* [Brief]:
Look for the string "core" in every line, and copy each line that has it.

__________

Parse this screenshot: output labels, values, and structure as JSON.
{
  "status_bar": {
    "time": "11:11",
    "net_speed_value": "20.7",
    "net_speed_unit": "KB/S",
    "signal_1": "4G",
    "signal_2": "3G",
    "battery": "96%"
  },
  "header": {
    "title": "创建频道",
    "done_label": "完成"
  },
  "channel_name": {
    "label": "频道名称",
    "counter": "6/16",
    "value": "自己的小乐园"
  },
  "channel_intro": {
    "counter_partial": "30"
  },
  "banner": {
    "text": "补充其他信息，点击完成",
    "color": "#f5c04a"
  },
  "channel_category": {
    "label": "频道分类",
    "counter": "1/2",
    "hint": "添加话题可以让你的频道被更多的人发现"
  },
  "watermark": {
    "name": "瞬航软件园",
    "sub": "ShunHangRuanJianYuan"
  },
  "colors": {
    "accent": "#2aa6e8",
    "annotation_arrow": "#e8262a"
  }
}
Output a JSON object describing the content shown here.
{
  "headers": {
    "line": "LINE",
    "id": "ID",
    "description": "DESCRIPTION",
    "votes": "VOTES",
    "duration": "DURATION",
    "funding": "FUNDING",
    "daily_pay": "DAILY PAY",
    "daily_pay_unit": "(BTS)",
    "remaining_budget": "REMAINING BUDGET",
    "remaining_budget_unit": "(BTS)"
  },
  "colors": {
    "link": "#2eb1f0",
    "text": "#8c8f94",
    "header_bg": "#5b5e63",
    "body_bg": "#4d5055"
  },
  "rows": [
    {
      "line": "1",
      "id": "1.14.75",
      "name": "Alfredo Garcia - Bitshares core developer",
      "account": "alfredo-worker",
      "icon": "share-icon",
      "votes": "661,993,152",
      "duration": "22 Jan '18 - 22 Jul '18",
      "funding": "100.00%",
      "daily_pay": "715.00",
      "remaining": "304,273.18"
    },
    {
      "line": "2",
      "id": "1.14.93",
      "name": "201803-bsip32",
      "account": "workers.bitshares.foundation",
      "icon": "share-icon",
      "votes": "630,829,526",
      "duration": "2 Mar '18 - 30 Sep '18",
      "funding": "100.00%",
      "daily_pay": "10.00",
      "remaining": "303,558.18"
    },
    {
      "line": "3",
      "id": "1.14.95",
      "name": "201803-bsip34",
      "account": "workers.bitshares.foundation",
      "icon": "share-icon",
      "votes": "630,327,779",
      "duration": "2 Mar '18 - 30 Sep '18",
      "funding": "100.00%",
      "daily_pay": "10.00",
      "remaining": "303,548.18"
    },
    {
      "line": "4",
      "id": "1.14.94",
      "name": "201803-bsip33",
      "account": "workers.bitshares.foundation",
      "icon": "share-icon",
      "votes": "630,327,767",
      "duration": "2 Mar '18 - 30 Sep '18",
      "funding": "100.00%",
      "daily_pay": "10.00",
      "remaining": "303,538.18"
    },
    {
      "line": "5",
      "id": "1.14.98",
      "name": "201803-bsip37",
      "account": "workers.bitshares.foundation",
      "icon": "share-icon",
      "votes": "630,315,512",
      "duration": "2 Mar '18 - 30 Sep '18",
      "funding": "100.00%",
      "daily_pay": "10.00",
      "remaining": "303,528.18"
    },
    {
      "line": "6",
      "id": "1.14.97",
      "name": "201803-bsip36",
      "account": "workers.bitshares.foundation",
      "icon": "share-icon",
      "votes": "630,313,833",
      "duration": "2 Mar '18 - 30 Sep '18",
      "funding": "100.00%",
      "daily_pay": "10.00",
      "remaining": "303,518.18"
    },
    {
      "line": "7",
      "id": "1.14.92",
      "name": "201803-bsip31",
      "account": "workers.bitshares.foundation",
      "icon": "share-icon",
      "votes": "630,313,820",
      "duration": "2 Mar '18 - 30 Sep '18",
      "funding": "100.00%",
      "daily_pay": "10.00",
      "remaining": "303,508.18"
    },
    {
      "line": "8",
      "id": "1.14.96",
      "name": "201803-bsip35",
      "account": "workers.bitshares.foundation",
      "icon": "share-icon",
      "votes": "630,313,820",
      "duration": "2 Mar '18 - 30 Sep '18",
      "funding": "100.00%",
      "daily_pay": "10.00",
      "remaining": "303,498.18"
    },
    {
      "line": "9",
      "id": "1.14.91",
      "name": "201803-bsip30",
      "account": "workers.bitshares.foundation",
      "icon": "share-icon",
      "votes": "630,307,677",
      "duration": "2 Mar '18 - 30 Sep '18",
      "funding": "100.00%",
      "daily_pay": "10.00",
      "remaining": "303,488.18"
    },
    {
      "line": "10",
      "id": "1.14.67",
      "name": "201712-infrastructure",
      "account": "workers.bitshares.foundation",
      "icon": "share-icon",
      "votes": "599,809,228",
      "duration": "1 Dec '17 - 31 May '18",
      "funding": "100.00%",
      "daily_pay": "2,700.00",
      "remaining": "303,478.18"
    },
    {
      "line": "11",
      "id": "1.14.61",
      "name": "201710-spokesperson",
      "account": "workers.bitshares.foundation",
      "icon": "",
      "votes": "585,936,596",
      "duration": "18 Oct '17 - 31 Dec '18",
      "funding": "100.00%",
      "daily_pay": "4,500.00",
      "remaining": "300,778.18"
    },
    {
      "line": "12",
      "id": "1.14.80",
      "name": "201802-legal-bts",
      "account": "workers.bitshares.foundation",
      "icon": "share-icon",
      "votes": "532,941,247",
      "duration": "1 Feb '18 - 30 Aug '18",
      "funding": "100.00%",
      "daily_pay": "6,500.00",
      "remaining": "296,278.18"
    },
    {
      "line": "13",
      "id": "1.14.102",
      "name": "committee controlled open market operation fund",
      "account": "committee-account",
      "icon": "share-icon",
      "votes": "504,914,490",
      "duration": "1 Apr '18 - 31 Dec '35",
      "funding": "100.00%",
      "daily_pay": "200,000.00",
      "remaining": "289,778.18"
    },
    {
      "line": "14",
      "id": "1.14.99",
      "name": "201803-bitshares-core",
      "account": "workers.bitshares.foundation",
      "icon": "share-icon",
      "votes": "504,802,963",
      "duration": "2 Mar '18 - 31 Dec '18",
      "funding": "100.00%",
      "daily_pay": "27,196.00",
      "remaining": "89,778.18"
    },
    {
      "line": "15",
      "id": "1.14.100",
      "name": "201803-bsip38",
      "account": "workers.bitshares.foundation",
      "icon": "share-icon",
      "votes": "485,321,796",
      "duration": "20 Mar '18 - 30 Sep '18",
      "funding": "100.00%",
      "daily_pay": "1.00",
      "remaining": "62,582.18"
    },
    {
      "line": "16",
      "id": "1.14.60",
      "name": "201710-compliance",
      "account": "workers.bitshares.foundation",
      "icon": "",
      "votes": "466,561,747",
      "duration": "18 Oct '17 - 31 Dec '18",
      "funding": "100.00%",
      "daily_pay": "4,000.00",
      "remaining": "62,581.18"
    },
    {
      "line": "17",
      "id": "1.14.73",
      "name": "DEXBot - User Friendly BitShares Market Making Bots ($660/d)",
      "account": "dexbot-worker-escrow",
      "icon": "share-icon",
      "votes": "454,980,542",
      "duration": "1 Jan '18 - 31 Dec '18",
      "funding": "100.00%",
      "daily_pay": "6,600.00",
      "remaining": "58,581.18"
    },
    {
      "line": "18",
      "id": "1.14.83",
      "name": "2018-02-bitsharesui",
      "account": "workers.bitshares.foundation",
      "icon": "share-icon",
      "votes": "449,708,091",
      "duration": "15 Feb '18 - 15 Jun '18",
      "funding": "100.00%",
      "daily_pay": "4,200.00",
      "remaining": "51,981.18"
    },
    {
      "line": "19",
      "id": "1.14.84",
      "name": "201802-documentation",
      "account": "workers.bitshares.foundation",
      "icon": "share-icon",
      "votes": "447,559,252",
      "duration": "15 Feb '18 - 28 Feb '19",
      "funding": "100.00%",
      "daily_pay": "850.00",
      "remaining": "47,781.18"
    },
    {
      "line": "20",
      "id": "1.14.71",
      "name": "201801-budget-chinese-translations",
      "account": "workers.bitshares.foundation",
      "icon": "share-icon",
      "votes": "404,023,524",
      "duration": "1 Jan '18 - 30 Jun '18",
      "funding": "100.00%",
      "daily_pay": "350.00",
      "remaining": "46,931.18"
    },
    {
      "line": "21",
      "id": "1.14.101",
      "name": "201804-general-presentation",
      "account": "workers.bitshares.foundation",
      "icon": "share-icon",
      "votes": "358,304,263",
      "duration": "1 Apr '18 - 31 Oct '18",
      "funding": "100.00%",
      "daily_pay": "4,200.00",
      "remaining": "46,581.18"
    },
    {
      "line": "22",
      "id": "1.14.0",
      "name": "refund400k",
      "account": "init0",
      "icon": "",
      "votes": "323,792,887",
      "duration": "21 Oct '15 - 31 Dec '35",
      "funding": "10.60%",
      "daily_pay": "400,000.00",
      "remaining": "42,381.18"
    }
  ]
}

__________

* [Task response]:
      "name": "Alfredo Garcia - Bitshares core developer",
      "name": "201803-bitshares-core",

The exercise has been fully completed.